List all the lines in these records that hold "school".

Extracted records
■ ■ ■ ■ ■ ■ ■
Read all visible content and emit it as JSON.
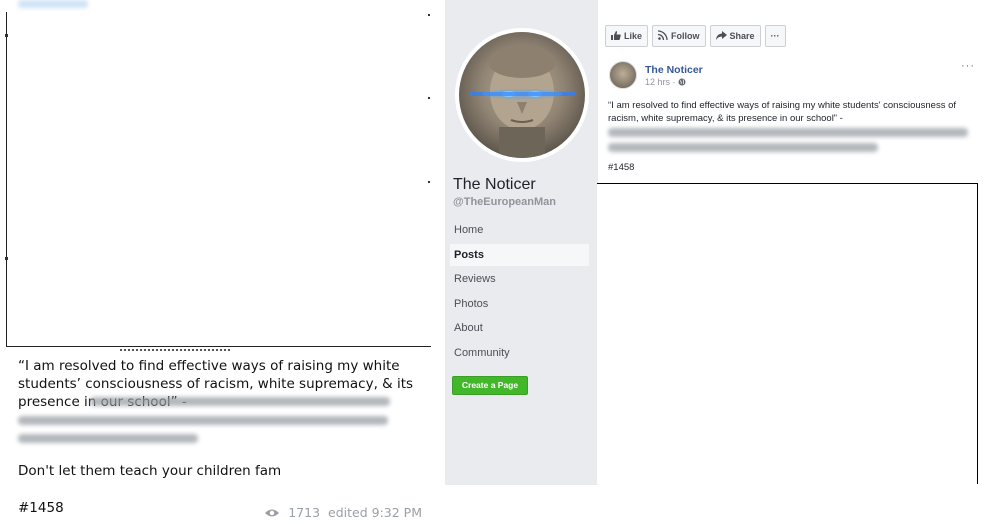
{
  "left_post": {
    "quote": "“I am resolved to find effective ways of raising my white students’ consciousness of racism, white supremacy, & its presence in our school” -",
    "note": "Don't let them teach your children fam",
    "hashtag": "#1458",
    "views": "1713",
    "edited": "edited 9:32 PM"
  },
  "facebook": {
    "page_name": "The Noticer",
    "handle": "@TheEuropeanMan",
    "nav": [
      "Home",
      "Posts",
      "Reviews",
      "Photos",
      "About",
      "Community"
    ],
    "active_nav": "Posts",
    "create_page_label": "Create a Page",
    "actions": {
      "like": "Like",
      "follow": "Follow",
      "share": "Share",
      "more": "···"
    },
    "post": {
      "author": "The Noticer",
      "time": "12 hrs · ",
      "more": "···",
      "text": "“I am resolved to find effective ways of raising my white students' consciousness of racism, white supremacy, & its presence in our school” -",
      "hashtag": "#1458"
    }
  },
  "colors": {
    "fb_blue": "#365899",
    "fb_green": "#42b72a",
    "fb_gray_bg": "#e9ebee"
  }
}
■ ■ ■ ■ ■ ■ ■
- [Written response]:
    "quote": "“I am resolved to find effective ways of raising my white students’ consciousness of racism, white supremacy, & its presence in our school” -",
      "text": "“I am resolved to find effective ways of raising my white students' consciousness of racism, white supremacy, & its presence in our school” -",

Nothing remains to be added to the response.